### What this task involves
Using the records below, locate all lines containing "Encontre" and return them.

Start of Input rows

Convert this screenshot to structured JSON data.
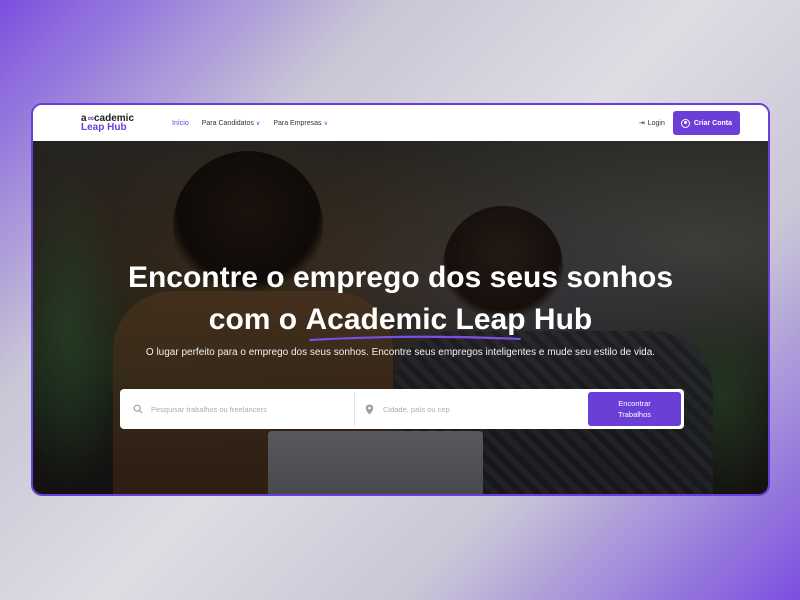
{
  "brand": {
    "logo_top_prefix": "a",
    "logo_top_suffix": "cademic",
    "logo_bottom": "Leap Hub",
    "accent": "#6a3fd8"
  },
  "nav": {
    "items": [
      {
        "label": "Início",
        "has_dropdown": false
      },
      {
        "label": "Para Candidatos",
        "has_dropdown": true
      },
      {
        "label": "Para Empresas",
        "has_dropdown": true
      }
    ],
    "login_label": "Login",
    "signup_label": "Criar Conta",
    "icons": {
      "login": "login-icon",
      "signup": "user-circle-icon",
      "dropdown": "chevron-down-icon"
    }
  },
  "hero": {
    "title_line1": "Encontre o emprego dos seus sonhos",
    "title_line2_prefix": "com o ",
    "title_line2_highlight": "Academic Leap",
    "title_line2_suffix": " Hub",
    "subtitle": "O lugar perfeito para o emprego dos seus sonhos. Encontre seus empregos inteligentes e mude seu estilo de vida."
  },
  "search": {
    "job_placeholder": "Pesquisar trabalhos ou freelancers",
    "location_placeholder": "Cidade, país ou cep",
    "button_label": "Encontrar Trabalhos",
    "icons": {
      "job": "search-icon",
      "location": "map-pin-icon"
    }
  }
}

End of Input rows
Start of Input rows

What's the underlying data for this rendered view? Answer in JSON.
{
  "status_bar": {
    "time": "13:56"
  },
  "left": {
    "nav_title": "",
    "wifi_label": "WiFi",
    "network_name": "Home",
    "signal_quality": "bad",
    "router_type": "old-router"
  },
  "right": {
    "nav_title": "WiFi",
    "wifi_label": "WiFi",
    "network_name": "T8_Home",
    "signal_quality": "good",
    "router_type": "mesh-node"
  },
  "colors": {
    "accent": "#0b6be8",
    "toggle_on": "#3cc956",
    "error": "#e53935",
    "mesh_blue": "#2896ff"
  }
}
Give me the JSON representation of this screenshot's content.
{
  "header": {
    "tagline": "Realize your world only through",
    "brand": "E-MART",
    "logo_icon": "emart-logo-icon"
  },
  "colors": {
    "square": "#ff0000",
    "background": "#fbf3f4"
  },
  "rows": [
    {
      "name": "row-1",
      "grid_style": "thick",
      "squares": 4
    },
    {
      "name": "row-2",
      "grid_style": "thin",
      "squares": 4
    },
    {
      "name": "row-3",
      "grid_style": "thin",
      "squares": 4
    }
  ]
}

End of Input rows
Start of Input rows

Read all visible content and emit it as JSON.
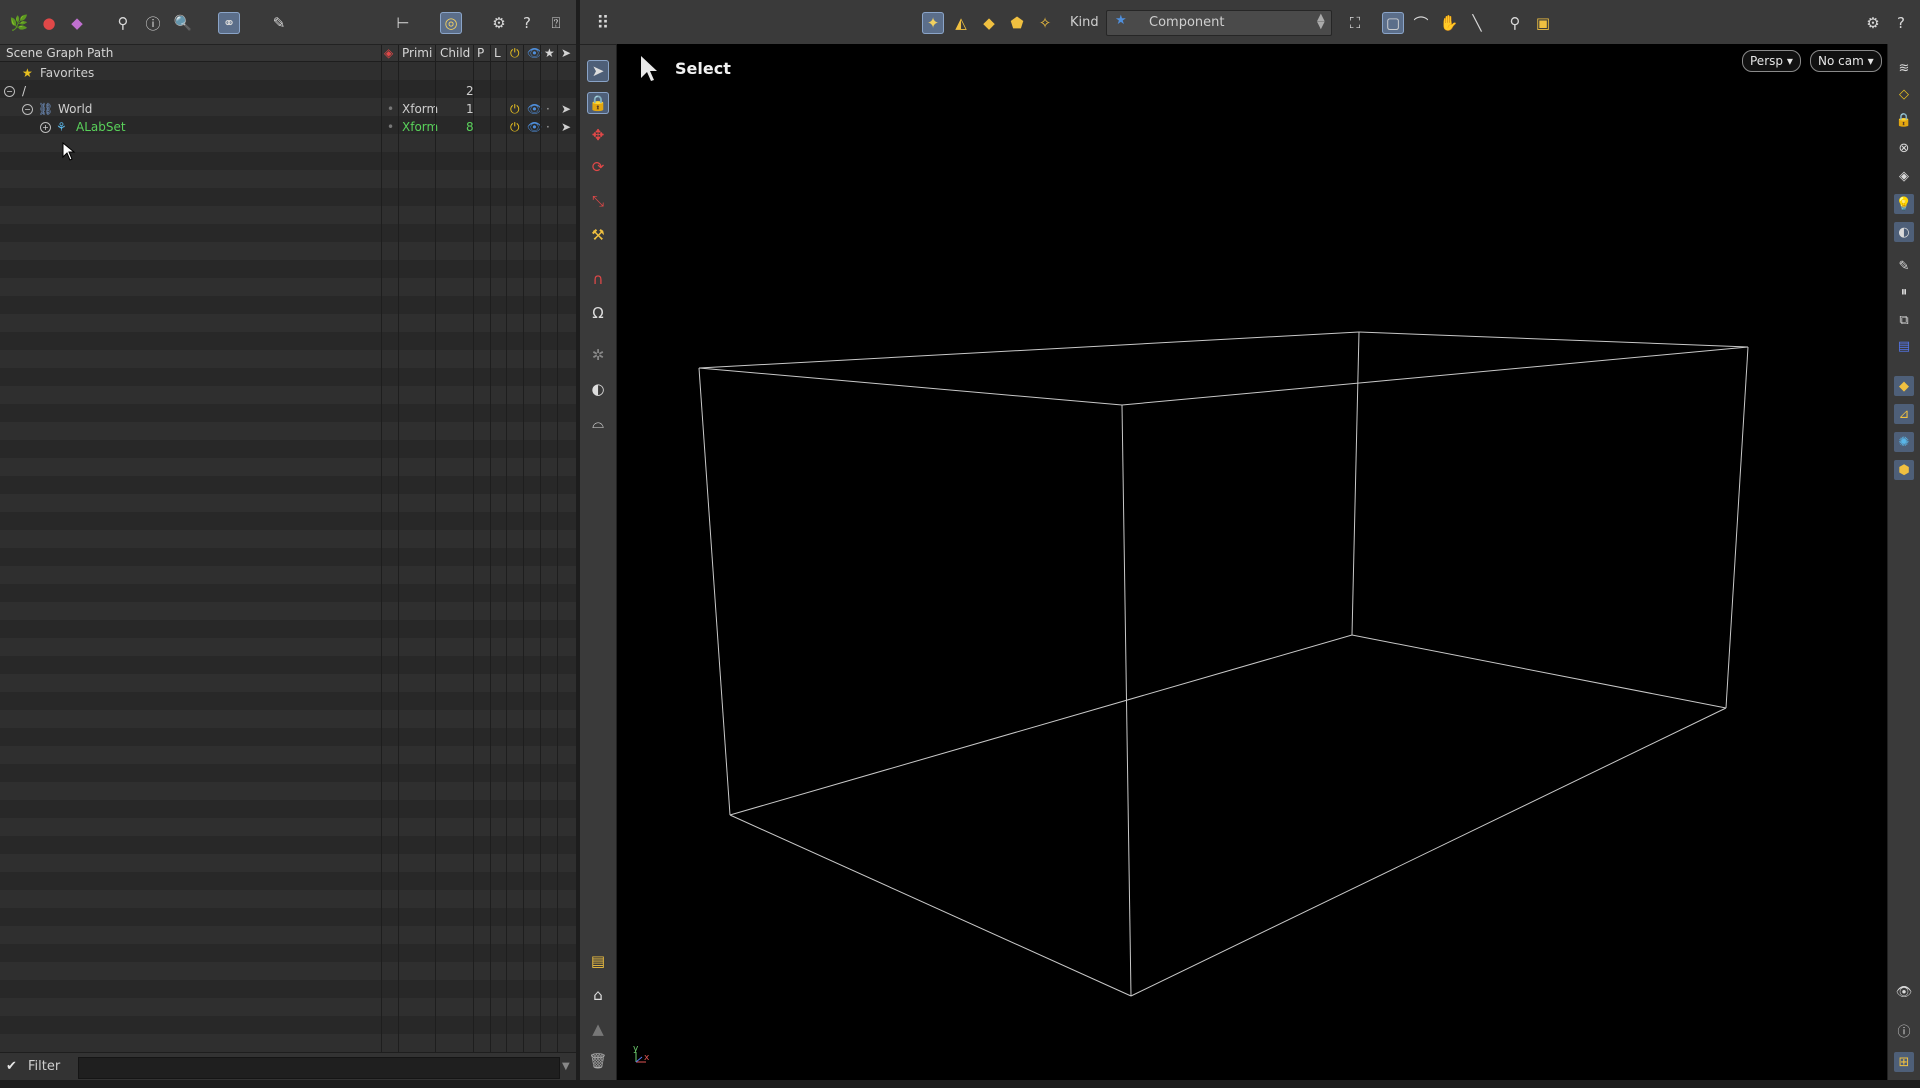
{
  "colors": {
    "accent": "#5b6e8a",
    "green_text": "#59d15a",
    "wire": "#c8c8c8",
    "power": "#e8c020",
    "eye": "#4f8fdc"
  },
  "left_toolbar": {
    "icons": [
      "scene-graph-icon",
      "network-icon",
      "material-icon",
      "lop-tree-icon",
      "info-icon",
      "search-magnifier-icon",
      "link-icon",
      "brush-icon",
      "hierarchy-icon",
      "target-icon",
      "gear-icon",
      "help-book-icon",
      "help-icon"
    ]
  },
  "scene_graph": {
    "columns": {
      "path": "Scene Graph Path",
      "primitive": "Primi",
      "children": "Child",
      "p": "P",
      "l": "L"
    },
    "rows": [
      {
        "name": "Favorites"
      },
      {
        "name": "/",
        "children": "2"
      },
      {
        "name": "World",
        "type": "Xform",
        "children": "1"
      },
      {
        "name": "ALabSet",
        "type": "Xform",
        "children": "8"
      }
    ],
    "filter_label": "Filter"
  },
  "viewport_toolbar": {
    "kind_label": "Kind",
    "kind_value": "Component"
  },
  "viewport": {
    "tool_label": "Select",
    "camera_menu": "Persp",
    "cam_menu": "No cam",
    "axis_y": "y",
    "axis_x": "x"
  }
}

End of Input rows

### Exercise answer
    "title_line1": "Encontre o emprego dos seus sonhos",
    "subtitle": "O lugar perfeito para o emprego dos seus sonhos. Encontre seus empregos inteligentes e mude seu estilo de vida."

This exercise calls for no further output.